>> Begin

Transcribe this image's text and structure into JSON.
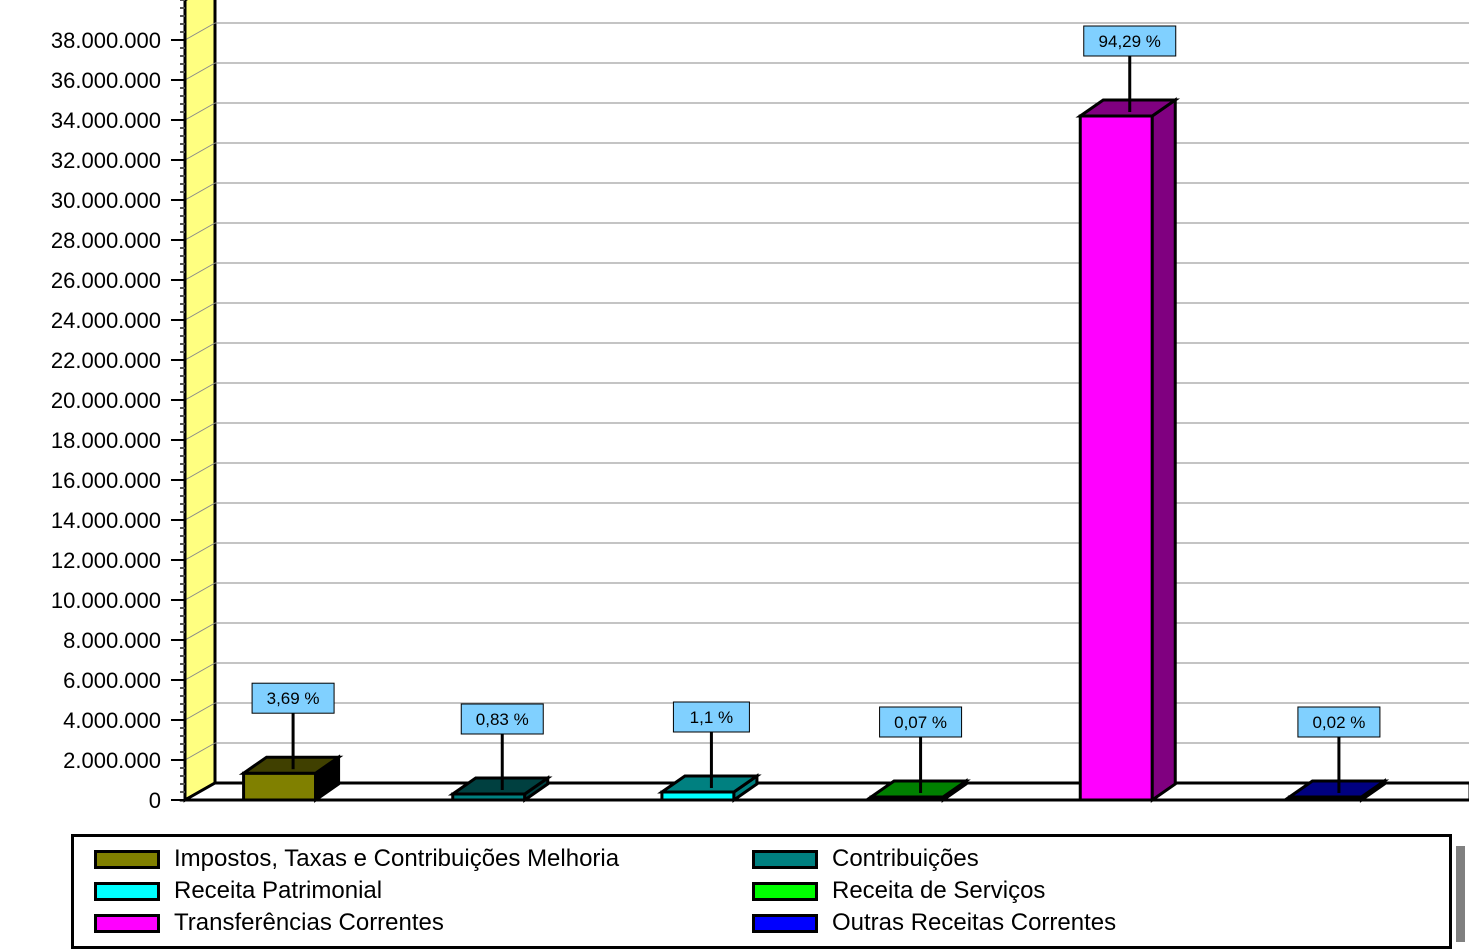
{
  "chart_data": {
    "type": "bar",
    "categories": [
      "Impostos, Taxas e Contribuições Melhoria",
      "Contribuições",
      "Receita Patrimonial",
      "Receita de Serviços",
      "Transferências Correntes",
      "Outras Receitas Correntes"
    ],
    "values": [
      1340000,
      300000,
      400000,
      25000,
      34200000,
      7000
    ],
    "percent_labels": [
      "3,69 %",
      "0,83 %",
      "1,1 %",
      "0,07 %",
      "94,29 %",
      "0,02 %"
    ],
    "colors": [
      "#808000",
      "#008080",
      "#00FFFF",
      "#00FF00",
      "#FF00FF",
      "#0000FF"
    ],
    "side_colors": [
      "#000000",
      "#004040",
      "#008080",
      "#008000",
      "#800080",
      "#000080"
    ],
    "top_colors": [
      "#404000",
      "#004040",
      "#008080",
      "#008000",
      "#800080",
      "#000080"
    ],
    "ylim": [
      0,
      40000000
    ],
    "y_ticks": [
      "0",
      "2.000.000",
      "4.000.000",
      "6.000.000",
      "8.000.000",
      "10.000.000",
      "12.000.000",
      "14.000.000",
      "16.000.000",
      "18.000.000",
      "20.000.000",
      "22.000.000",
      "24.000.000",
      "26.000.000",
      "28.000.000",
      "30.000.000",
      "32.000.000",
      "34.000.000",
      "36.000.000",
      "38.000.000"
    ],
    "grid": true,
    "legend_position": "bottom",
    "wall_color": "#FFFF80",
    "callout_color": "#80D0FF"
  }
}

>> End

> What you are asked to do
Pictures in the records should not appear in your copy, but everything else must be transcribed exactly.

> Result of the task
Transcribe this image's text and structure into JSON.
{
  "chart_data": {
    "type": "bar",
    "categories": [
      "Impostos, Taxas e Contribuições Melhoria",
      "Contribuições",
      "Receita Patrimonial",
      "Receita de Serviços",
      "Transferências Correntes",
      "Outras Receitas Correntes"
    ],
    "values": [
      1340000,
      300000,
      400000,
      25000,
      34200000,
      7000
    ],
    "percent_labels": [
      "3,69 %",
      "0,83 %",
      "1,1 %",
      "0,07 %",
      "94,29 %",
      "0,02 %"
    ],
    "colors": [
      "#808000",
      "#008080",
      "#00FFFF",
      "#00FF00",
      "#FF00FF",
      "#0000FF"
    ],
    "side_colors": [
      "#000000",
      "#004040",
      "#008080",
      "#008000",
      "#800080",
      "#000080"
    ],
    "top_colors": [
      "#404000",
      "#004040",
      "#008080",
      "#008000",
      "#800080",
      "#000080"
    ],
    "ylim": [
      0,
      40000000
    ],
    "y_ticks": [
      "0",
      "2.000.000",
      "4.000.000",
      "6.000.000",
      "8.000.000",
      "10.000.000",
      "12.000.000",
      "14.000.000",
      "16.000.000",
      "18.000.000",
      "20.000.000",
      "22.000.000",
      "24.000.000",
      "26.000.000",
      "28.000.000",
      "30.000.000",
      "32.000.000",
      "34.000.000",
      "36.000.000",
      "38.000.000"
    ],
    "grid": true,
    "legend_position": "bottom",
    "wall_color": "#FFFF80",
    "callout_color": "#80D0FF"
  }
}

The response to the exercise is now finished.